■ **Task statement**
Please output every line of the material as it stands, without the pictures.

(Collected data)
________________________

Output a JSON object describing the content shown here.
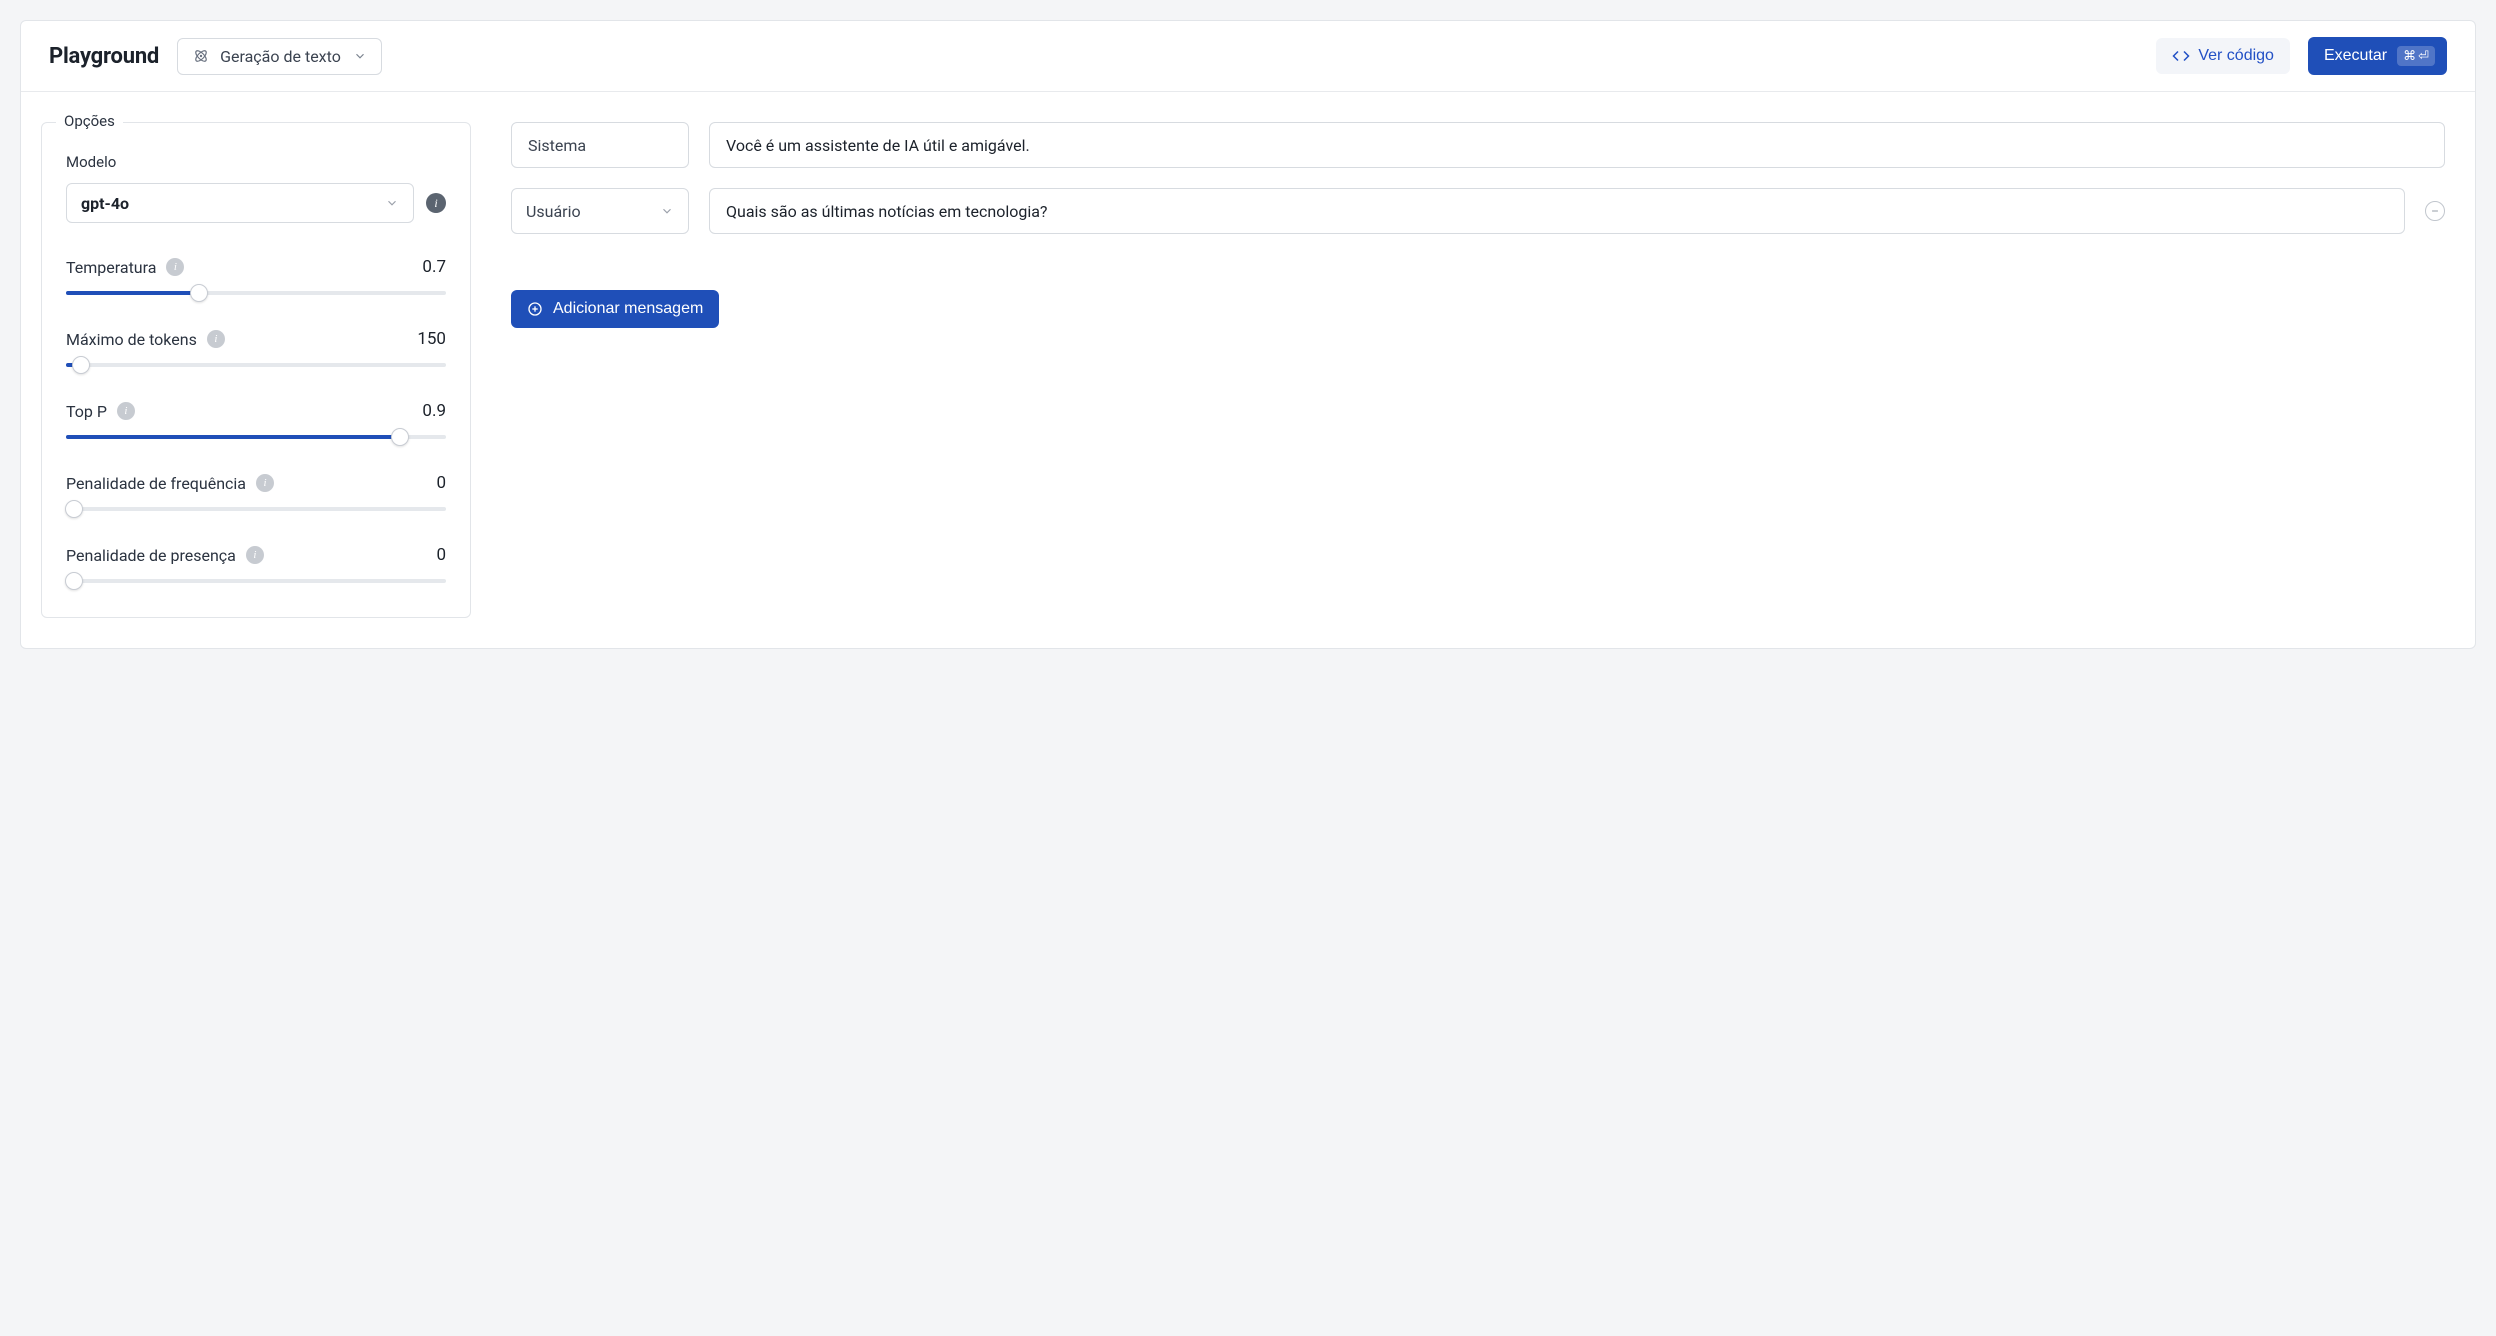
{
  "header": {
    "title": "Playground",
    "mode_label": "Geração de texto",
    "view_code_label": "Ver código",
    "run_label": "Executar",
    "run_shortcut": "⌘ ⏎"
  },
  "options": {
    "legend": "Opções",
    "model_label": "Modelo",
    "model_value": "gpt-4o",
    "sliders": [
      {
        "label": "Temperatura",
        "value": "0.7",
        "percent": 35
      },
      {
        "label": "Máximo de tokens",
        "value": "150",
        "percent": 4
      },
      {
        "label": "Top P",
        "value": "0.9",
        "percent": 88
      },
      {
        "label": "Penalidade de frequência",
        "value": "0",
        "percent": 0
      },
      {
        "label": "Penalidade de presença",
        "value": "0",
        "percent": 0
      }
    ]
  },
  "messages": {
    "rows": [
      {
        "role": "Sistema",
        "role_fixed": true,
        "content": "Você é um assistente de IA útil e amigável.",
        "removable": false
      },
      {
        "role": "Usuário",
        "role_fixed": false,
        "content": "Quais são as últimas notícias em tecnologia?",
        "removable": true
      }
    ],
    "add_label": "Adicionar mensagem"
  }
}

________________________

■ **The answer**
Output a JSON object describing the content shown here.
{
  "header": {
    "title": "Playground",
    "mode_label": "Geração de texto",
    "view_code_label": "Ver código",
    "run_label": "Executar",
    "run_shortcut": "⌘ ⏎"
  },
  "options": {
    "legend": "Opções",
    "model_label": "Modelo",
    "model_value": "gpt-4o",
    "sliders": [
      {
        "label": "Temperatura",
        "value": "0.7",
        "percent": 35
      },
      {
        "label": "Máximo de tokens",
        "value": "150",
        "percent": 4
      },
      {
        "label": "Top P",
        "value": "0.9",
        "percent": 88
      },
      {
        "label": "Penalidade de frequência",
        "value": "0",
        "percent": 0
      },
      {
        "label": "Penalidade de presença",
        "value": "0",
        "percent": 0
      }
    ]
  },
  "messages": {
    "rows": [
      {
        "role": "Sistema",
        "role_fixed": true,
        "content": "Você é um assistente de IA útil e amigável.",
        "removable": false
      },
      {
        "role": "Usuário",
        "role_fixed": false,
        "content": "Quais são as últimas notícias em tecnologia?",
        "removable": true
      }
    ],
    "add_label": "Adicionar mensagem"
  }
}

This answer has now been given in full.